● EXTRACT PROVIDED:

[start]

The man credited with being the driving force behind Shetland Aid Trust has stood down from the organisation after 17 years at the forefront of aid distribution.
Edwin Moar has been involved with the charity since it sent its first two artic trucks laden with aid to Albania in 1992.
Since then the organisation has sent its own lorries on epic journeys, taking much-needed goods to residents in the country’s impoverished mountain villages. However, practical changes to the way the trust distributes its aid are behind Mr Moar’s decision to step aside.
The charity has recently forged links with Highland-based charity Blythswood Care, enabling Shetland Aid to send goods out to places like Bulgaria, Romania, Kosovo and Macedonia without having to use its own trucks.
The move means more and more people stand to benefit from aid donated in Shetland, while the uncertainty over sending an increasingly ageing fleet of vehicles across the continent has also been eased. However, it also means the personal connection built up with friends and contacts in Albania over the years is being eroded.
Mr Moar said it was that which led him to the decision to stand down.
“There are one or two younger folk coming onto the trust, and also I felt a strong link with Albania. I saw the physical connection that we had bringing aid to Albania coming to an end and I felt it was time to step aside.

[end]

● LISTED ENTRIES:
[start]

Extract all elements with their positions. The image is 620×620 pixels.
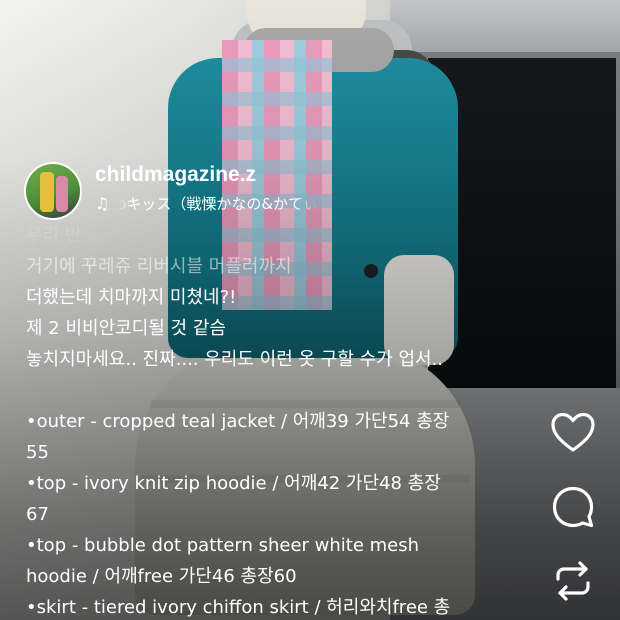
music-note-icon: ♫	[95, 194, 110, 213]
comment-icon	[552, 486, 594, 528]
caption-line: 55	[26, 442, 49, 463]
music-row[interactable]: ♫ ͻキッス（戦慄かなの&かてぃ	[95, 192, 395, 216]
post-caption[interactable]: 우리 반 ... 거기에 꾸레쥬 리버시블 머플러까지 더했는데 치마까지 미쳤…	[26, 220, 526, 620]
username-link[interactable]: childmagazine.z	[95, 162, 256, 188]
author-row: childmagazine.z ♫ ͻキッス（戦慄かなの&かてぃ	[24, 162, 584, 222]
caption-line: •top - bubble dot pattern sheer white me…	[26, 535, 420, 556]
caption-line: 놓치지마세요.. 진짜.... 우리도 이런 옷 구할 수가 업서..	[26, 349, 444, 370]
caption-line: 67	[26, 504, 49, 525]
comment-button[interactable]	[549, 483, 597, 531]
caption-line: hoodie / 어깨free 가단46 총장60	[26, 566, 297, 587]
caption-line: 제 2 비비안코디될 것 같슴	[26, 318, 226, 339]
caption-line: •top - ivory knit zip hoodie / 어깨42 가단48…	[26, 473, 441, 494]
caption-line: 우리 반 ...	[26, 225, 105, 246]
caption-line: •outer - cropped teal jacket / 어깨39 가단54…	[26, 411, 450, 432]
avatar-figure	[56, 176, 68, 212]
avatar[interactable]	[24, 162, 82, 220]
repost-button[interactable]	[549, 557, 597, 605]
heart-icon	[551, 412, 595, 452]
repost-icon	[556, 561, 590, 601]
caption-line	[26, 375, 526, 406]
caption-line: 거기에 꾸레쥬 리버시블 머플러까지	[26, 256, 292, 277]
avatar-figure	[40, 172, 54, 212]
caption-line: •skirt - tiered ivory chiffon skirt / 허리…	[26, 597, 451, 618]
music-title: ͻキッス（戦慄かなの&かてぃ	[118, 195, 319, 213]
like-button[interactable]	[549, 409, 597, 457]
caption-line: 더했는데 치마까지 미쳤네?!	[26, 287, 237, 308]
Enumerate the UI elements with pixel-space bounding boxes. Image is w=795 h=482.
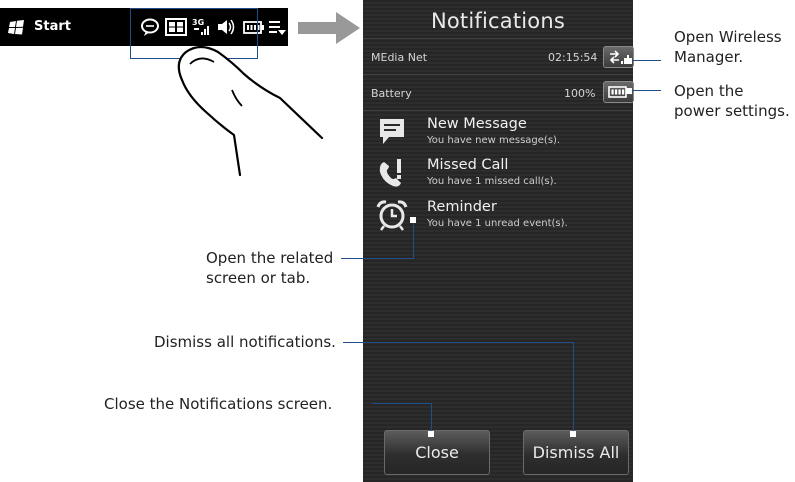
notification-subtitle: You have 1 missed call(s). (427, 176, 557, 187)
alarm-clock-icon (376, 200, 408, 231)
notification-subtitle: You have new message(s). (427, 135, 561, 146)
battery-label: Battery (371, 87, 412, 100)
status-row-media-net: MEdia Net 02:15:54 (363, 38, 634, 75)
notifications-screen: Notifications MEdia Net 02:15:54 Battery… (363, 0, 634, 482)
notification-reminder[interactable]: Reminder You have 1 unread event(s). (363, 194, 633, 236)
status-row-battery: Battery 100% (363, 74, 634, 111)
notification-title: New Message (427, 116, 527, 132)
callout-dot (570, 431, 576, 437)
wireless-manager-button[interactable] (603, 46, 634, 68)
battery-percent: 100% (564, 87, 596, 100)
connection-time: 02:15:54 (548, 51, 598, 64)
dismiss-all-button[interactable]: Dismiss All (523, 430, 629, 475)
callout-dot (410, 217, 416, 223)
close-button[interactable]: Close (384, 430, 490, 475)
notification-title: Reminder (427, 199, 497, 215)
finger-tap-illustration (177, 45, 324, 177)
callout-wireless-manager: Open Wireless Manager. (674, 27, 782, 67)
callout-line-related (413, 220, 414, 259)
callout-line-2: power settings. (674, 102, 790, 120)
menu-icon[interactable] (267, 17, 287, 37)
callout-line-2: Manager. (674, 48, 744, 66)
callout-line-1: Open Wireless (674, 28, 782, 46)
callout-line-power (629, 90, 661, 91)
notification-subtitle: You have 1 unread event(s). (427, 218, 568, 229)
callout-close: Close the Notifications screen. (104, 395, 333, 413)
callout-dismiss-all: Dismiss all notifications. (154, 333, 336, 351)
callout-dot (428, 431, 434, 437)
callout-line-close (431, 403, 432, 434)
arrow-right-icon (298, 12, 360, 44)
callout-power-settings: Open the power settings. (674, 81, 790, 121)
callout-line-wireless (629, 60, 661, 61)
callout-line-dismiss (573, 342, 574, 434)
notification-new-message[interactable]: New Message You have new message(s). (363, 110, 633, 153)
callout-dot (626, 58, 632, 64)
notification-missed-call[interactable]: Missed Call You have 1 missed call(s). (363, 152, 633, 194)
callout-related-screen: Open the related screen or tab. (206, 248, 333, 288)
callout-dot (626, 88, 632, 94)
start-menu-label[interactable]: Start (34, 19, 71, 34)
callout-line-1: Open the (674, 82, 744, 100)
notifications-title: Notifications (430, 9, 566, 33)
missed-call-icon (379, 159, 401, 187)
callout-line-1: Open the related (206, 249, 334, 267)
notification-title: Missed Call (427, 157, 509, 173)
windows-logo-icon[interactable] (8, 19, 26, 35)
callout-line-dismiss (343, 342, 574, 343)
callout-line-2: screen or tab. (206, 269, 311, 287)
callout-line-related (341, 258, 414, 259)
message-icon (380, 119, 404, 144)
connection-name: MEdia Net (371, 51, 428, 64)
callout-line-close (372, 403, 432, 404)
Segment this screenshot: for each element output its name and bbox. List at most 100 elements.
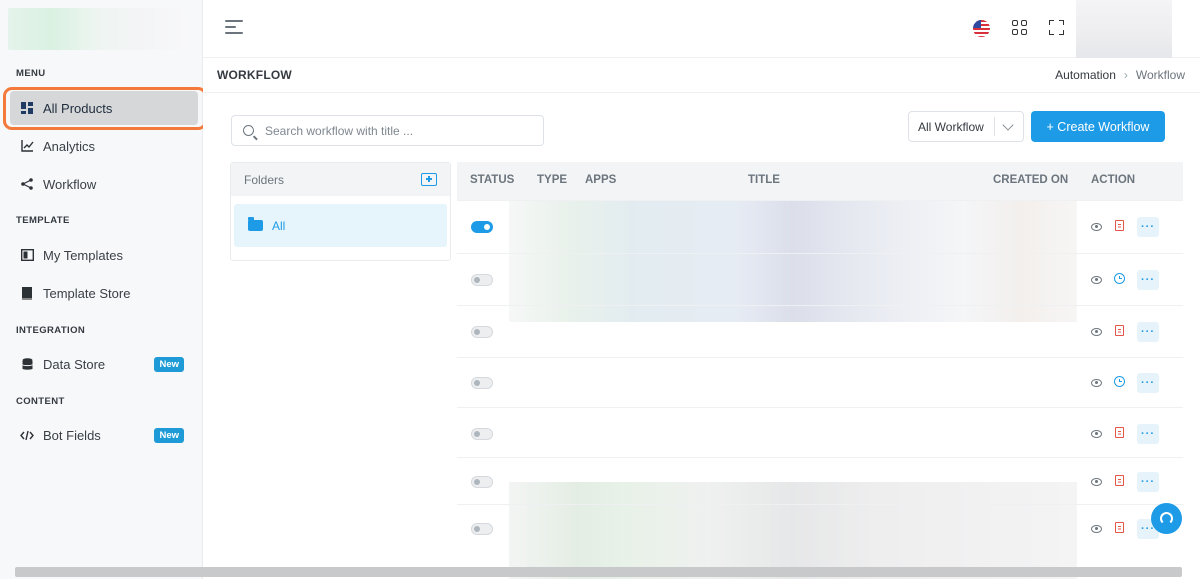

[end]

● PROBLEMS TO WORK ON:
A - Please retype the Shetland Aid Trust article in full, word for word.
B - Put the lines of the entries from the one containing "194, 110, 213]" through the one containing "483, 597, 531]", both included, into a JSON list of strings with one string per line and blank lines omitted.

● THE RESULTS:
A -
The man credited with being the driving force behind Shetland Aid Trust has stood down from the organisation after 17 years at the forefront of aid distribution.
Edwin Moar has been involved with the charity since it sent its first two artic trucks laden with aid to Albania in 1992.
Since then the organisation has sent its own lorries on epic journeys, taking much-needed goods to residents in the country’s impoverished mountain villages. However, practical changes to the way the trust distributes its aid are behind Mr Moar’s decision to step aside.
The charity has recently forged links with Highland-based charity Blythswood Care, enabling Shetland Aid to send goods out to places like Bulgaria, Romania, Kosovo and Macedonia without having to use its own trucks.
The move means more and more people stand to benefit from aid donated in Shetland, while the uncertainty over sending an increasingly ageing fleet of vehicles across the continent has also been eased. However, it also means the personal connection built up with friends and contacts in Albania over the years is being eroded.
Mr Moar said it was that which led him to the decision to stand down.
“There are one or two younger folk coming onto the trust, and also I felt a strong link with Albania. I saw the physical connection that we had bringing aid to Albania coming to an end and I felt it was time to step aside.

B -
[
  "music-note-icon: ♫\t[95, 194, 110, 213]",
  "comment-icon\t[552, 486, 594, 528]",
  "caption-line: 55\t[26, 442, 49, 463]",
  "music-row[interactable]: ♫ ͻキッス（戦慄かなの&かてぃ\t[95, 192, 395, 216]",
  "post-caption[interactable]: 우리 반 ... 거기에 꾸레쥬 리버시블 머플러까지 더했는데 치마까지 미쳤…\t[26, 220, 526, 620]",
  "username-link[interactable]: childmagazine.z\t[95, 162, 256, 188]",
  "author-row: childmagazine.z ♫ ͻキッス（戦慄かなの&かてぃ\t[24, 162, 584, 222]",
  "caption-line: •top - bubble dot pattern sheer white me…\t[26, 535, 420, 556]",
  "caption-line: 놓치지마세요.. 진짜.... 우리도 이런 옷 구할 수가 업서..\t[26, 349, 444, 370]",
  "caption-line: 67\t[26, 504, 49, 525]",
  "comment-button[interactable]\t[549, 483, 597, 531]"
]